Copy every line with the string "Pitää" in it.
START
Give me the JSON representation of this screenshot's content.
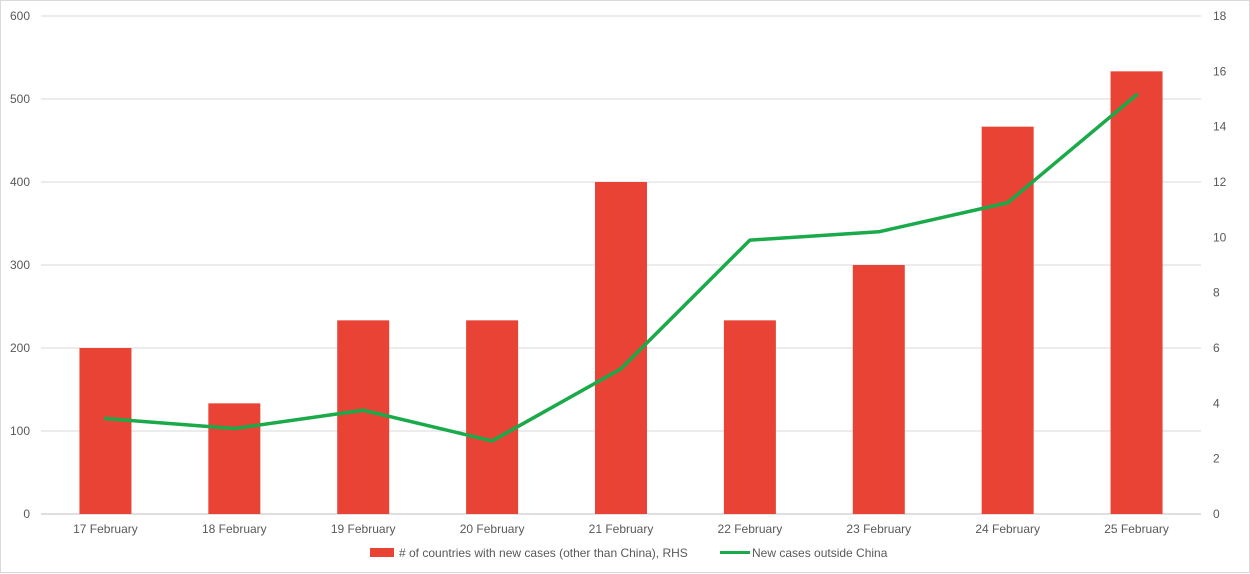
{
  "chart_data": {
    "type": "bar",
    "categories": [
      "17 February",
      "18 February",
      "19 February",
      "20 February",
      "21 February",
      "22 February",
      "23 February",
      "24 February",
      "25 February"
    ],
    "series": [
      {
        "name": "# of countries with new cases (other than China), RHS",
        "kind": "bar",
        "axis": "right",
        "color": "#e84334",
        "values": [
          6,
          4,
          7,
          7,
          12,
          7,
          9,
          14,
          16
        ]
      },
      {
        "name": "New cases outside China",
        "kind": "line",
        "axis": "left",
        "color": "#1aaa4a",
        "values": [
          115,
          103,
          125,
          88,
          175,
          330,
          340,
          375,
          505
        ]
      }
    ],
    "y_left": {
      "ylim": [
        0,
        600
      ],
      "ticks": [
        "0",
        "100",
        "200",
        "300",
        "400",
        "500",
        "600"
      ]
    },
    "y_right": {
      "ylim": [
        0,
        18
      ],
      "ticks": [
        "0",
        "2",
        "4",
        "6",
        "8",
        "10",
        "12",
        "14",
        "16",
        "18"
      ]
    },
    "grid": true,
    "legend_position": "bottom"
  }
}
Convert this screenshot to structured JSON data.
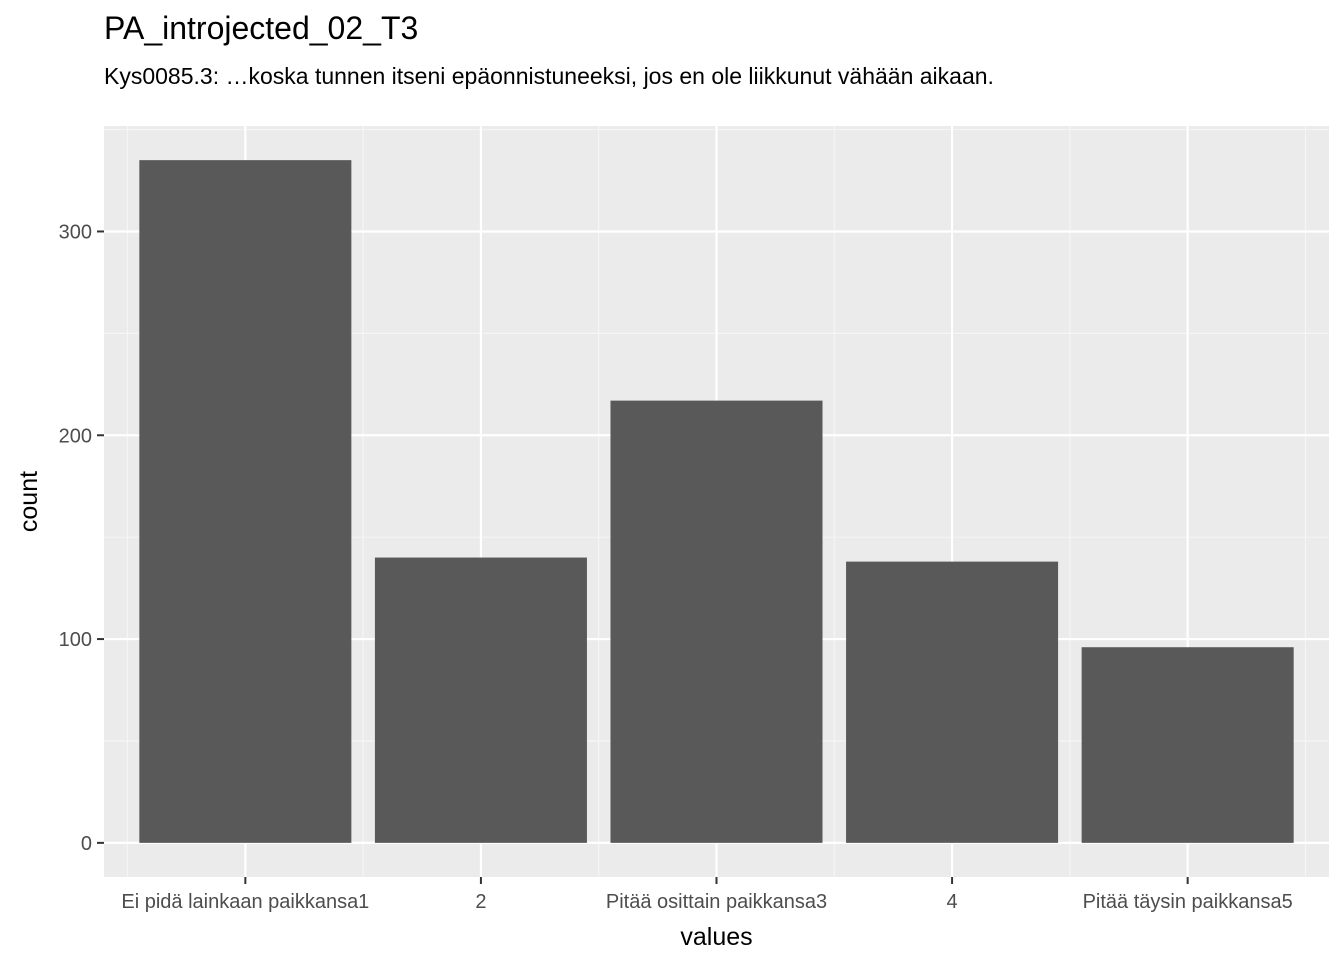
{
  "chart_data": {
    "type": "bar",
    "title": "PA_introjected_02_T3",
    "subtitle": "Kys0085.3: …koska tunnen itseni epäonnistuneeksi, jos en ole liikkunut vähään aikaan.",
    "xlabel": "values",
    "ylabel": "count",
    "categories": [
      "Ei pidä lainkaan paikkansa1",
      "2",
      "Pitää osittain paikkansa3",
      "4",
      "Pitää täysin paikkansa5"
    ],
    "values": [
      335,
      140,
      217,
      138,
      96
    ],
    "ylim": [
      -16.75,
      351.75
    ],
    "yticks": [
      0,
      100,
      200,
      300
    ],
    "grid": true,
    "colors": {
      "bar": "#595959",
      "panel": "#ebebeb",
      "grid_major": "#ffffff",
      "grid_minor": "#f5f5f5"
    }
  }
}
END
START
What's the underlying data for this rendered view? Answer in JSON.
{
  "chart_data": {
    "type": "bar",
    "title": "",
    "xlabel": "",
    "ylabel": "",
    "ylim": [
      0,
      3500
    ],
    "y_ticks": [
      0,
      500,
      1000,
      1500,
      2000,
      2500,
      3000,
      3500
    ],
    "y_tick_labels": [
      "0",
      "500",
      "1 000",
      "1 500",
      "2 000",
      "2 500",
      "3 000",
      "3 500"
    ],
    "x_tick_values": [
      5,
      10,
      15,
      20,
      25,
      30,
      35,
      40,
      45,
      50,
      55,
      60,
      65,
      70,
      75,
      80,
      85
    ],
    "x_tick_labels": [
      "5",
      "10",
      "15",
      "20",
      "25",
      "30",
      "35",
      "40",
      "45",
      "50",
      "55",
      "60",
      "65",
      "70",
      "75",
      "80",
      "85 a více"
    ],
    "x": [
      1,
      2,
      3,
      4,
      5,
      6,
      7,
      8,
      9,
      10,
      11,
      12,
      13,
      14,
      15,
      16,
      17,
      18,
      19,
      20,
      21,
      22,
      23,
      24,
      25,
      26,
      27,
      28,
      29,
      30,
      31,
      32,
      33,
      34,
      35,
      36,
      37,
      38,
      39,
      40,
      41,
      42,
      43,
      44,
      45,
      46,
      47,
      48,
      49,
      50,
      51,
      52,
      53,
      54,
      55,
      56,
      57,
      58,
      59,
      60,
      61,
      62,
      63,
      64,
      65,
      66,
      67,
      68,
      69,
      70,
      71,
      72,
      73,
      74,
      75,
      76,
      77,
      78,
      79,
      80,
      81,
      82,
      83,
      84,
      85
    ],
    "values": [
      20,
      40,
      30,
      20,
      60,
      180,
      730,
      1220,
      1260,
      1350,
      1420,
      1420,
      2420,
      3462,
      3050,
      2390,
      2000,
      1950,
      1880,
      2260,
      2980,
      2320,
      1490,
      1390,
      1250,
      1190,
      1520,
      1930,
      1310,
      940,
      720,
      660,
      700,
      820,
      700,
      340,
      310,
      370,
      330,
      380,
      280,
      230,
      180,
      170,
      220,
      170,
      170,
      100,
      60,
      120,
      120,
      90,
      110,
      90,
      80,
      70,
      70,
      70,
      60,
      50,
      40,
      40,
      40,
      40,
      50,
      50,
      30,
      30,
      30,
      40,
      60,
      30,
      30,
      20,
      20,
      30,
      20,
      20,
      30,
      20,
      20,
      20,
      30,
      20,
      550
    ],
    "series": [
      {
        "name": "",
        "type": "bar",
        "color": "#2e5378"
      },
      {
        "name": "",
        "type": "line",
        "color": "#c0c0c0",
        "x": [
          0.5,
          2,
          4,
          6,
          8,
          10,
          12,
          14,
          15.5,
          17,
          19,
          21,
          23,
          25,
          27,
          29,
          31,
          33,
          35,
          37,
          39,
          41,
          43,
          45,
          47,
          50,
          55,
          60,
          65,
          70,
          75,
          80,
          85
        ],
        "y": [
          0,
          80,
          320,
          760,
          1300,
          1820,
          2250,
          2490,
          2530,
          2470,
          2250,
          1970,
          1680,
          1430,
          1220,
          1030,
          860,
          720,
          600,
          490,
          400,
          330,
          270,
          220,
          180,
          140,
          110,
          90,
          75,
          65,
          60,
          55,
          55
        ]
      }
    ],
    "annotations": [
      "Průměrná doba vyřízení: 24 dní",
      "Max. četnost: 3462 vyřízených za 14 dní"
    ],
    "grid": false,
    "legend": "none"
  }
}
END
• _PROBLEM SOLUTION_
      "Pitää osittain paikkansa3",
      "Pitää täysin paikkansa5"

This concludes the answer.